### Material for this exercise

=-=-=-=-=

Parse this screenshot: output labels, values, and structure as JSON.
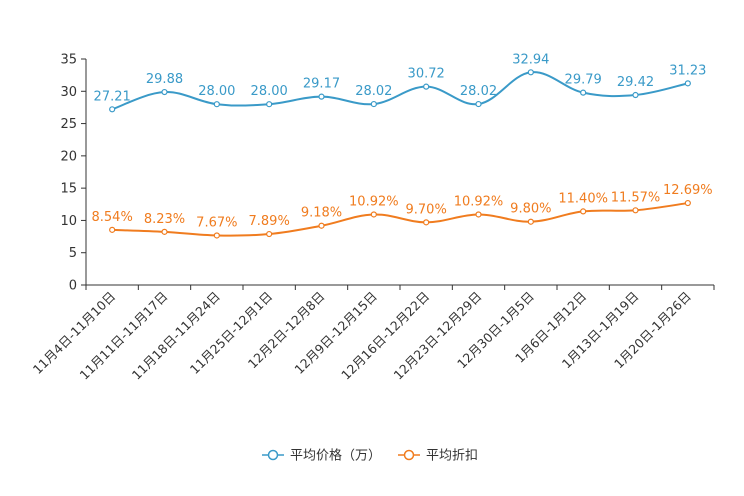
{
  "chart_data": {
    "type": "line",
    "title": "",
    "xlabel": "",
    "ylabel": "",
    "ylim": [
      0,
      35
    ],
    "yticks": [
      0,
      5,
      10,
      15,
      20,
      25,
      30,
      35
    ],
    "grid": false,
    "legend_position": "bottom",
    "categories": [
      "11月4日-11月10日",
      "11月11日-11月17日",
      "11月18日-11月24日",
      "11月25日-12月1日",
      "12月2日-12月8日",
      "12月9日-12月15日",
      "12月16日-12月22日",
      "12月23日-12月29日",
      "12月30日-1月5日",
      "1月6日-1月12日",
      "1月13日-1月19日",
      "1月20日-1月26日"
    ],
    "series": [
      {
        "name": "平均价格（万）",
        "color": "#3a9ac8",
        "values": [
          27.21,
          29.88,
          28.0,
          28.0,
          29.17,
          28.02,
          30.72,
          28.02,
          32.94,
          29.79,
          29.42,
          31.23
        ],
        "labels": [
          "27.21",
          "29.88",
          "28.00",
          "28.00",
          "29.17",
          "28.02",
          "30.72",
          "28.02",
          "32.94",
          "29.79",
          "29.42",
          "31.23"
        ]
      },
      {
        "name": "平均折扣",
        "color": "#f07c1f",
        "values": [
          8.54,
          8.23,
          7.67,
          7.89,
          9.18,
          10.92,
          9.7,
          10.92,
          9.8,
          11.4,
          11.57,
          12.69
        ],
        "labels": [
          "8.54%",
          "8.23%",
          "7.67%",
          "7.89%",
          "9.18%",
          "10.92%",
          "9.70%",
          "10.92%",
          "9.80%",
          "11.40%",
          "11.57%",
          "12.69%"
        ]
      }
    ]
  }
}
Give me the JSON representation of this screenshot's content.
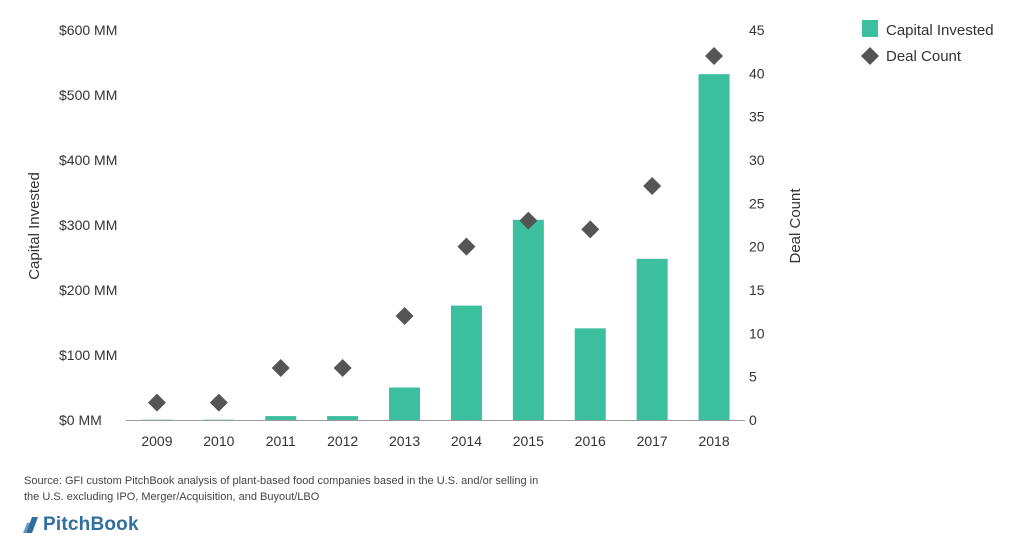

=-=-=-=-=

### Aim
Extract, from the listing above, every line where the string "screenshot" occurs.

### The output
Parse this screenshot: output labels, values, and structure as JSON.
Give me the JSON representation of this screenshot's content.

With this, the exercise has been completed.